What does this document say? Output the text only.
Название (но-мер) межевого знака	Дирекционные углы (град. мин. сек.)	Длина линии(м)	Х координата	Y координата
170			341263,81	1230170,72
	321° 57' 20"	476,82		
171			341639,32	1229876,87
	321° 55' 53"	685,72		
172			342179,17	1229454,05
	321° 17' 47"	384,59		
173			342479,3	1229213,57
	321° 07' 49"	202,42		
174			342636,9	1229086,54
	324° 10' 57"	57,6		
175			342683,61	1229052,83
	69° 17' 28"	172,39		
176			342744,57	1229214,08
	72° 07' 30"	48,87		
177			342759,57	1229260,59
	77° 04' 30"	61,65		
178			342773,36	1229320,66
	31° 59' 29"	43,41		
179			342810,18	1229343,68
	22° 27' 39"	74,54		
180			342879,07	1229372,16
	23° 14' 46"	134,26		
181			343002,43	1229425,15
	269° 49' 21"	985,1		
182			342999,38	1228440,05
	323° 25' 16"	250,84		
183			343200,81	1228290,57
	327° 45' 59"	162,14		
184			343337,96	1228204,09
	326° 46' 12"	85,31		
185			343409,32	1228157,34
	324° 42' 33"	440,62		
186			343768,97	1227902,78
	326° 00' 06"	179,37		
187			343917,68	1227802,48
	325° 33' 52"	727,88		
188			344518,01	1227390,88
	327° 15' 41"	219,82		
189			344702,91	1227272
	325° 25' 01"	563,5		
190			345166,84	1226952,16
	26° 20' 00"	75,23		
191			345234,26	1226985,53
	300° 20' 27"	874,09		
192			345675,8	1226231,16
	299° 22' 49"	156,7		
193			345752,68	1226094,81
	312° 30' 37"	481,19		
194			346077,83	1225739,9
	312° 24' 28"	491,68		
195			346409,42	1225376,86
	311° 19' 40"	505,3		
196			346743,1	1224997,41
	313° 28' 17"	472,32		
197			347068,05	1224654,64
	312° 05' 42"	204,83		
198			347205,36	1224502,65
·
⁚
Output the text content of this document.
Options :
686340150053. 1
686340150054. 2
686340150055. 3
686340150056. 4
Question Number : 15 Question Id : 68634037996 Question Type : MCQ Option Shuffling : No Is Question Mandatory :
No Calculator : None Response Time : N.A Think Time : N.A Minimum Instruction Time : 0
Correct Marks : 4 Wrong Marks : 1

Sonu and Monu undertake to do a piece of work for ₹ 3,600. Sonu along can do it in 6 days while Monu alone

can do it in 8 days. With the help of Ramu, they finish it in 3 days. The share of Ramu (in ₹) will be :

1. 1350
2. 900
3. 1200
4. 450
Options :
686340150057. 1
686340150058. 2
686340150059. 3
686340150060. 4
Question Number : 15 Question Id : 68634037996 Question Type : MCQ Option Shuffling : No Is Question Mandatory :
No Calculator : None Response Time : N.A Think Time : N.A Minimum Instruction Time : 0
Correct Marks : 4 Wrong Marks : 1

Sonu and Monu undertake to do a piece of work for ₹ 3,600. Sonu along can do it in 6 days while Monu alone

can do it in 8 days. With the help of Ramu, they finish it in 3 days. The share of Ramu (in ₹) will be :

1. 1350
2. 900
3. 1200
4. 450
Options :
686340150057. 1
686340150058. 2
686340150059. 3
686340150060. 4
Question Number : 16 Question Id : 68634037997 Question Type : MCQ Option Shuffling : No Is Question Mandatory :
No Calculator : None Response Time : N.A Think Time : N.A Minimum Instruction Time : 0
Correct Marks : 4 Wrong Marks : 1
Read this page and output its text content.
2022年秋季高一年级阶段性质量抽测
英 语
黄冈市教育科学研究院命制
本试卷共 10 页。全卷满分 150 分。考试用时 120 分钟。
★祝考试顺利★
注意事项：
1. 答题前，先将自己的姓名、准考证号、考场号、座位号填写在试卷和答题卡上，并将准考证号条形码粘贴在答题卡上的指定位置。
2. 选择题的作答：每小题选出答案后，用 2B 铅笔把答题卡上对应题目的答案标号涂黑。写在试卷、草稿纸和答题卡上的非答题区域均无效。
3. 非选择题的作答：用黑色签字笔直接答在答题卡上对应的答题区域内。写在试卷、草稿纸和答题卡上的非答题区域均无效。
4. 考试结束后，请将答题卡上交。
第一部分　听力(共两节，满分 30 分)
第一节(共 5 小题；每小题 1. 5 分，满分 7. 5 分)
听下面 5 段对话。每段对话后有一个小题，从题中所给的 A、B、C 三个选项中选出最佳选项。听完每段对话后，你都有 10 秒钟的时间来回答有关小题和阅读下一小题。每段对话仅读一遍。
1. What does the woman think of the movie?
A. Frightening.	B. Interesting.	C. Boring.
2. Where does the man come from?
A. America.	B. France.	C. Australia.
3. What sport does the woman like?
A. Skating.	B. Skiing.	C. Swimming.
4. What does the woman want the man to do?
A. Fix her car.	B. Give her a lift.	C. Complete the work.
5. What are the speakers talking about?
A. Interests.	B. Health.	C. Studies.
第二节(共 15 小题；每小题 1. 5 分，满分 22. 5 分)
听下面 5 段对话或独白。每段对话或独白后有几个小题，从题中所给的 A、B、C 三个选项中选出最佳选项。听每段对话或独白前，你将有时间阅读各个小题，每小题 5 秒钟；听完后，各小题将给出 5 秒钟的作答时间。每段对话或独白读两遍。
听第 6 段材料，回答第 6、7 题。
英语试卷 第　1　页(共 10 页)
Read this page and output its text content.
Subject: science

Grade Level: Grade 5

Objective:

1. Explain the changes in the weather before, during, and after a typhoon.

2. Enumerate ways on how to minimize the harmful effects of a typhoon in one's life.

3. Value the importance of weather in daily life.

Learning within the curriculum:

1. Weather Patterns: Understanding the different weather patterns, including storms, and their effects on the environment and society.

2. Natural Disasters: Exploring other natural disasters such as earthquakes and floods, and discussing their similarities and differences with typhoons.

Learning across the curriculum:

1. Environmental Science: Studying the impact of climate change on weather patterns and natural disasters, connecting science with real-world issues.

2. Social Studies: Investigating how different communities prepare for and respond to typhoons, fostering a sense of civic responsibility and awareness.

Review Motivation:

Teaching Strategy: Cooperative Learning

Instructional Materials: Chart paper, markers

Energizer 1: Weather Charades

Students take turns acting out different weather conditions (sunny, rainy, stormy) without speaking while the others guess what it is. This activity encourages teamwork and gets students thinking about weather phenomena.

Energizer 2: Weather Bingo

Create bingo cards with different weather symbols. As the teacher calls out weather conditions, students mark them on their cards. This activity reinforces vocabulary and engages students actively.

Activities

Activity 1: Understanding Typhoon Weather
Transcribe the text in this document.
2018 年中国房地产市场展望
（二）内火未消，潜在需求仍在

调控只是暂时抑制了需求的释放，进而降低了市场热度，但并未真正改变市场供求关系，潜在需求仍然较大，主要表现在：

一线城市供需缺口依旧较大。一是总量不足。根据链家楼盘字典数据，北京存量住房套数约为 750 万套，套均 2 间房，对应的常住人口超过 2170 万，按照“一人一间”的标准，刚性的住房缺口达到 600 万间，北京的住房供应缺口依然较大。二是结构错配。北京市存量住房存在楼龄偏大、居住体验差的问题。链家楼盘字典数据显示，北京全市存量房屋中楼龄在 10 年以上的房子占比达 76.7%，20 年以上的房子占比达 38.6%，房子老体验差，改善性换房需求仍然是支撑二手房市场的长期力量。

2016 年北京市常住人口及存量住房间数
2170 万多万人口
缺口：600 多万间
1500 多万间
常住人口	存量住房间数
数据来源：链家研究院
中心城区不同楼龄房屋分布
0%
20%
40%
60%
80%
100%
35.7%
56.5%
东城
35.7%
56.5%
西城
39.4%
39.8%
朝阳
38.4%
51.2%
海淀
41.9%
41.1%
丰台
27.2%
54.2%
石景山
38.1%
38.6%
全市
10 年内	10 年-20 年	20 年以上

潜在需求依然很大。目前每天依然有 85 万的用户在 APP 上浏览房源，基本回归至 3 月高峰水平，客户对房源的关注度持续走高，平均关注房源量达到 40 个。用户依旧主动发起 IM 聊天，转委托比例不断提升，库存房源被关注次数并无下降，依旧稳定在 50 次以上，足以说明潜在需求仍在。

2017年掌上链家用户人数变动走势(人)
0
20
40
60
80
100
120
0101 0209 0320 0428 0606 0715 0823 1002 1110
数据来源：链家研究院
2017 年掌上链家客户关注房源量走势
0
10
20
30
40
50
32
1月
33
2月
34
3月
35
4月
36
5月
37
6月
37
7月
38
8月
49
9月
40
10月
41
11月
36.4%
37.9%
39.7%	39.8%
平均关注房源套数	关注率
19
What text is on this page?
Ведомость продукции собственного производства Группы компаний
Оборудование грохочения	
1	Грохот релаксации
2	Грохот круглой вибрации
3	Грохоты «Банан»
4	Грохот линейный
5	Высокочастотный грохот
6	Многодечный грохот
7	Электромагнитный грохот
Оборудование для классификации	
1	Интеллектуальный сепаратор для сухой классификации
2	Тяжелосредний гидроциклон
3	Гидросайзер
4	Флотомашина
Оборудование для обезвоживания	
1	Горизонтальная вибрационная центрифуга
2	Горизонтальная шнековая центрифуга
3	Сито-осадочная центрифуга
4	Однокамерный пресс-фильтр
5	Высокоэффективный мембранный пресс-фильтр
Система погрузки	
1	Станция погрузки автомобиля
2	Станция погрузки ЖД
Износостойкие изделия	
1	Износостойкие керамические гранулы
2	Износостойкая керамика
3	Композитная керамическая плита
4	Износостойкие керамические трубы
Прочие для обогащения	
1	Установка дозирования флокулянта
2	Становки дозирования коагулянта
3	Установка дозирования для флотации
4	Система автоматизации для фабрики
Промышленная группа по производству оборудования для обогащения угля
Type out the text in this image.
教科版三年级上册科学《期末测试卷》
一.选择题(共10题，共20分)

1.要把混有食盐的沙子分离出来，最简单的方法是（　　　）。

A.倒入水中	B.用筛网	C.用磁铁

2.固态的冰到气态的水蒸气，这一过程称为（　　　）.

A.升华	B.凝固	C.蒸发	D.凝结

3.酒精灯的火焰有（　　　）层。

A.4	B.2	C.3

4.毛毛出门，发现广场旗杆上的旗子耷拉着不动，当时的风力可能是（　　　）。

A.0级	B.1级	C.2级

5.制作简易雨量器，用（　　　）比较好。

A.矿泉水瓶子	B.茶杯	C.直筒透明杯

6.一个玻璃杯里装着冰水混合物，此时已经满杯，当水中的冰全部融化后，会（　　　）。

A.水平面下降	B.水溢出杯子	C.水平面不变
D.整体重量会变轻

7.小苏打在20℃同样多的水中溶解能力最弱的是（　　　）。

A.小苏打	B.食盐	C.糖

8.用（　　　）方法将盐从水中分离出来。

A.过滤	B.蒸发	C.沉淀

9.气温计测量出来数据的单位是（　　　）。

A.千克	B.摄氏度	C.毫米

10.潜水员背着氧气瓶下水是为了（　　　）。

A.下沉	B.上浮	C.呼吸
================================
### Required task
For each line in the data above that contains the string "Energizer", extract the line.

### Answer for the task
Energizer 1: Weather Charades
Energizer 2: Weather Bingo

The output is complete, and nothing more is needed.